Dataset records on visual material:

..........

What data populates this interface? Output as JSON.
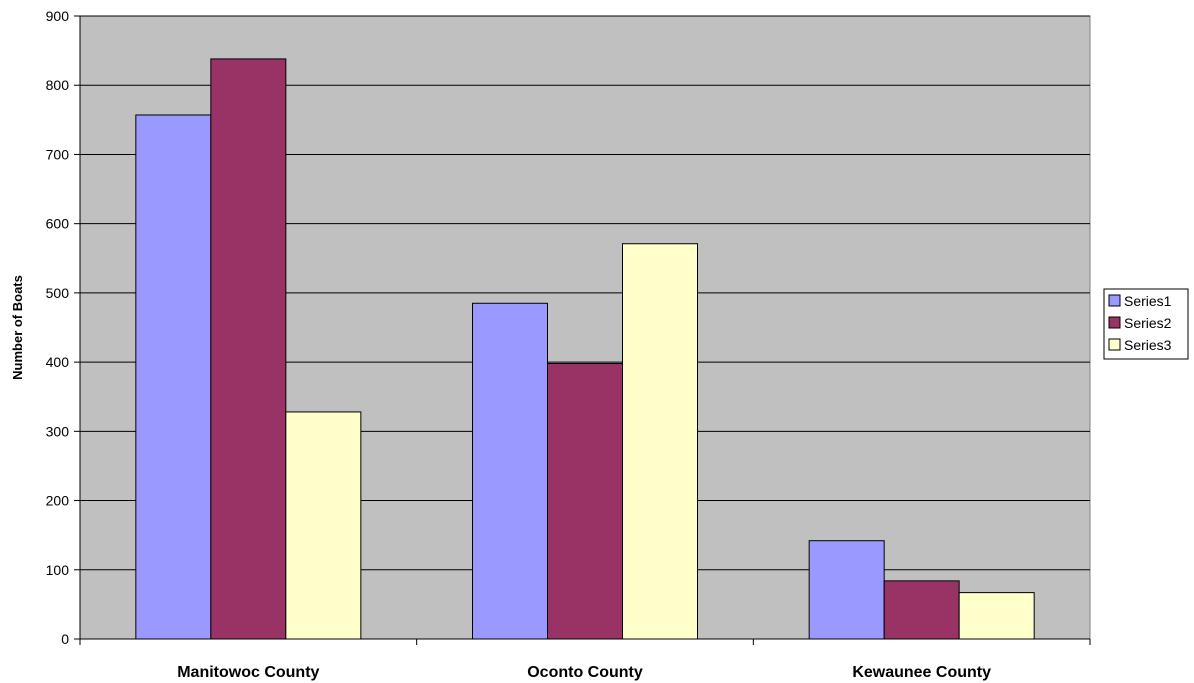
{
  "chart_data": {
    "type": "bar",
    "title": "",
    "xlabel": "",
    "ylabel": "Number of Boats",
    "ylim": [
      0,
      900
    ],
    "yticks": [
      0,
      100,
      200,
      300,
      400,
      500,
      600,
      700,
      800,
      900
    ],
    "grid": true,
    "legend_position": "right",
    "plot_background": "#c0c0c0",
    "categories": [
      "Manitowoc County",
      "Oconto County",
      "Kewaunee County"
    ],
    "series": [
      {
        "name": "Series1",
        "color": "#9999ff",
        "values": [
          757,
          485,
          142
        ]
      },
      {
        "name": "Series2",
        "color": "#993366",
        "values": [
          838,
          398,
          84
        ]
      },
      {
        "name": "Series3",
        "color": "#ffffcc",
        "values": [
          328,
          571,
          67
        ]
      }
    ]
  }
}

..........

▸ Directive: All of the data needs repeating exactly, but the pictures do not.

▸ Complete answer:
What data populates this interface? Output as JSON.
{
  "chart_data": {
    "type": "bar",
    "title": "",
    "xlabel": "",
    "ylabel": "Number of Boats",
    "ylim": [
      0,
      900
    ],
    "yticks": [
      0,
      100,
      200,
      300,
      400,
      500,
      600,
      700,
      800,
      900
    ],
    "grid": true,
    "legend_position": "right",
    "plot_background": "#c0c0c0",
    "categories": [
      "Manitowoc County",
      "Oconto County",
      "Kewaunee County"
    ],
    "series": [
      {
        "name": "Series1",
        "color": "#9999ff",
        "values": [
          757,
          485,
          142
        ]
      },
      {
        "name": "Series2",
        "color": "#993366",
        "values": [
          838,
          398,
          84
        ]
      },
      {
        "name": "Series3",
        "color": "#ffffcc",
        "values": [
          328,
          571,
          67
        ]
      }
    ]
  }
}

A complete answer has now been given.